• TASK TO CARRY OUT: Copy the entries below exactly. Images do not belong in the copy.

• RECORD SET:
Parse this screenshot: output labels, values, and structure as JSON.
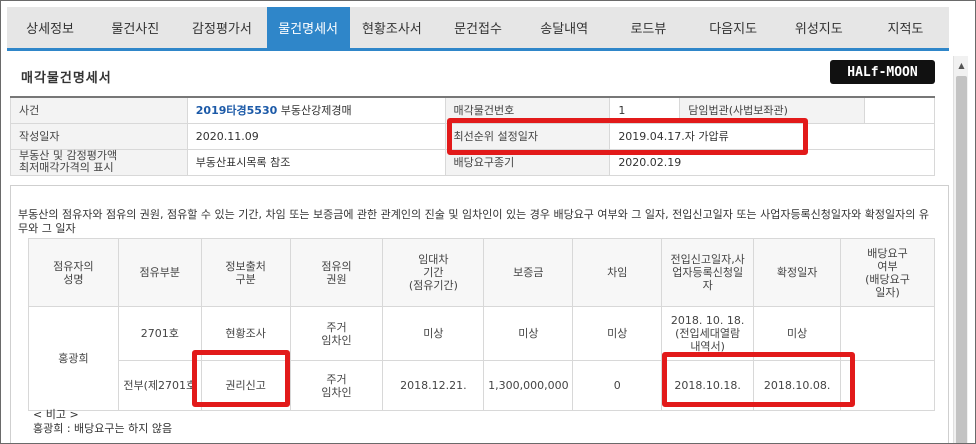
{
  "tabs": [
    {
      "label": "상세정보",
      "active": false
    },
    {
      "label": "물건사진",
      "active": false
    },
    {
      "label": "감정평가서",
      "active": false
    },
    {
      "label": "물건명세서",
      "active": true
    },
    {
      "label": "현황조사서",
      "active": false
    },
    {
      "label": "문건접수",
      "active": false
    },
    {
      "label": "송달내역",
      "active": false
    },
    {
      "label": "로드뷰",
      "active": false
    },
    {
      "label": "다음지도",
      "active": false
    },
    {
      "label": "위성지도",
      "active": false
    },
    {
      "label": "지적도",
      "active": false
    }
  ],
  "section_title": "매각물건명세서",
  "logo_text": "HALf-MOON",
  "info": {
    "case_label": "사건",
    "case_number": "2019타경5530",
    "case_type": "부동산강제경매",
    "item_no_label": "매각물건번호",
    "item_no": "1",
    "judge": "담임법관(사법보좌관)",
    "created_label": "작성일자",
    "created_date": "2020.11.09",
    "priority_label": "최선순위 설정일자",
    "priority_value": "2019.04.17.자 가압류",
    "property_label_1": "부동산 및 감정평가액",
    "property_label_2": "최저매각가격의 표시",
    "property_value": "부동산표시목록 참조",
    "dividend_label": "배당요구종기",
    "dividend_date": "2020.02.19"
  },
  "occupant": {
    "description": "부동산의 점유자와 점유의 권원, 점유할 수 있는 기간, 차임 또는 보증금에 관한 관계인의 진술 및 임차인이 있는 경우 배당요구 여부와 그 일자, 전입신고일자 또는 사업자등록신청일자와 확정일자의 유무와 그 일자",
    "headers": [
      [
        "점유자의",
        "성명"
      ],
      [
        "점유부분"
      ],
      [
        "정보출처",
        "구분"
      ],
      [
        "점유의",
        "권원"
      ],
      [
        "임대차",
        "기간",
        "(점유기간)"
      ],
      [
        "보증금"
      ],
      [
        "차임"
      ],
      [
        "전입신고일자,사",
        "업자등록신청일",
        "자"
      ],
      [
        "확정일자"
      ],
      [
        "배당요구",
        "여부",
        "(배당요구",
        "일자)"
      ]
    ],
    "name": "홍광희",
    "rows": [
      {
        "part": "2701호",
        "source": "현황조사",
        "right": [
          "주거",
          "임차인"
        ],
        "period": "미상",
        "deposit": "미상",
        "rent": "미상",
        "move_in": [
          "2018. 10. 18.",
          "(전입세대열람",
          "내역서)"
        ],
        "fixed_date": "미상",
        "dividend": ""
      },
      {
        "part": "전부(제2701호",
        "source": "권리신고",
        "right": [
          "주거",
          "임차인"
        ],
        "period": "2018.12.21.",
        "deposit": "1,300,000,000",
        "rent": "0",
        "move_in": [
          "2018.10.18."
        ],
        "fixed_date": "2018.10.08.",
        "dividend": ""
      }
    ],
    "note_label": "< 비고 >",
    "note_text": "홍광희 : 배당요구는 하지 않음"
  },
  "annotation_color": "#e21a1a",
  "accent_color": "#2f86c9"
}
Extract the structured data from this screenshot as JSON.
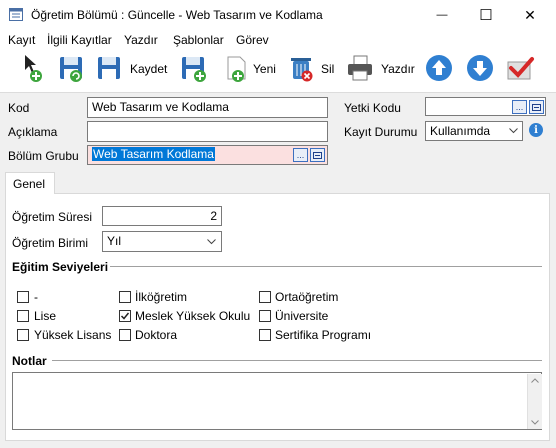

• WRITTEN SOLUTION:
Parse this screenshot: output labels, values, and structure as JSON.
{
  "tabs": [
    {
      "label": "상세정보",
      "active": false
    },
    {
      "label": "물건사진",
      "active": false
    },
    {
      "label": "감정평가서",
      "active": false
    },
    {
      "label": "물건명세서",
      "active": true
    },
    {
      "label": "현황조사서",
      "active": false
    },
    {
      "label": "문건접수",
      "active": false
    },
    {
      "label": "송달내역",
      "active": false
    },
    {
      "label": "로드뷰",
      "active": false
    },
    {
      "label": "다음지도",
      "active": false
    },
    {
      "label": "위성지도",
      "active": false
    },
    {
      "label": "지적도",
      "active": false
    }
  ],
  "section_title": "매각물건명세서",
  "logo_text": "HALf-MOON",
  "info": {
    "case_label": "사건",
    "case_number": "2019타경5530",
    "case_type": "부동산강제경매",
    "item_no_label": "매각물건번호",
    "item_no": "1",
    "judge": "담임법관(사법보좌관)",
    "created_label": "작성일자",
    "created_date": "2020.11.09",
    "priority_label": "최선순위 설정일자",
    "priority_value": "2019.04.17.자 가압류",
    "property_label_1": "부동산 및 감정평가액",
    "property_label_2": "최저매각가격의 표시",
    "property_value": "부동산표시목록 참조",
    "dividend_label": "배당요구종기",
    "dividend_date": "2020.02.19"
  },
  "occupant": {
    "description": "부동산의 점유자와 점유의 권원, 점유할 수 있는 기간, 차임 또는 보증금에 관한 관계인의 진술 및 임차인이 있는 경우 배당요구 여부와 그 일자, 전입신고일자 또는 사업자등록신청일자와 확정일자의 유무와 그 일자",
    "headers": [
      [
        "점유자의",
        "성명"
      ],
      [
        "점유부분"
      ],
      [
        "정보출처",
        "구분"
      ],
      [
        "점유의",
        "권원"
      ],
      [
        "임대차",
        "기간",
        "(점유기간)"
      ],
      [
        "보증금"
      ],
      [
        "차임"
      ],
      [
        "전입신고일자,사",
        "업자등록신청일",
        "자"
      ],
      [
        "확정일자"
      ],
      [
        "배당요구",
        "여부",
        "(배당요구",
        "일자)"
      ]
    ],
    "name": "홍광희",
    "rows": [
      {
        "part": "2701호",
        "source": "현황조사",
        "right": [
          "주거",
          "임차인"
        ],
        "period": "미상",
        "deposit": "미상",
        "rent": "미상",
        "move_in": [
          "2018. 10. 18.",
          "(전입세대열람",
          "내역서)"
        ],
        "fixed_date": "미상",
        "dividend": ""
      },
      {
        "part": "전부(제2701호",
        "source": "권리신고",
        "right": [
          "주거",
          "임차인"
        ],
        "period": "2018.12.21.",
        "deposit": "1,300,000,000",
        "rent": "0",
        "move_in": [
          "2018.10.18."
        ],
        "fixed_date": "2018.10.08.",
        "dividend": ""
      }
    ],
    "note_label": "< 비고 >",
    "note_text": "홍광희 : 배당요구는 하지 않음"
  },
  "annotation_color": "#e21a1a",
  "accent_color": "#2f86c9"
}
Extract the structured data from this screenshot as JSON.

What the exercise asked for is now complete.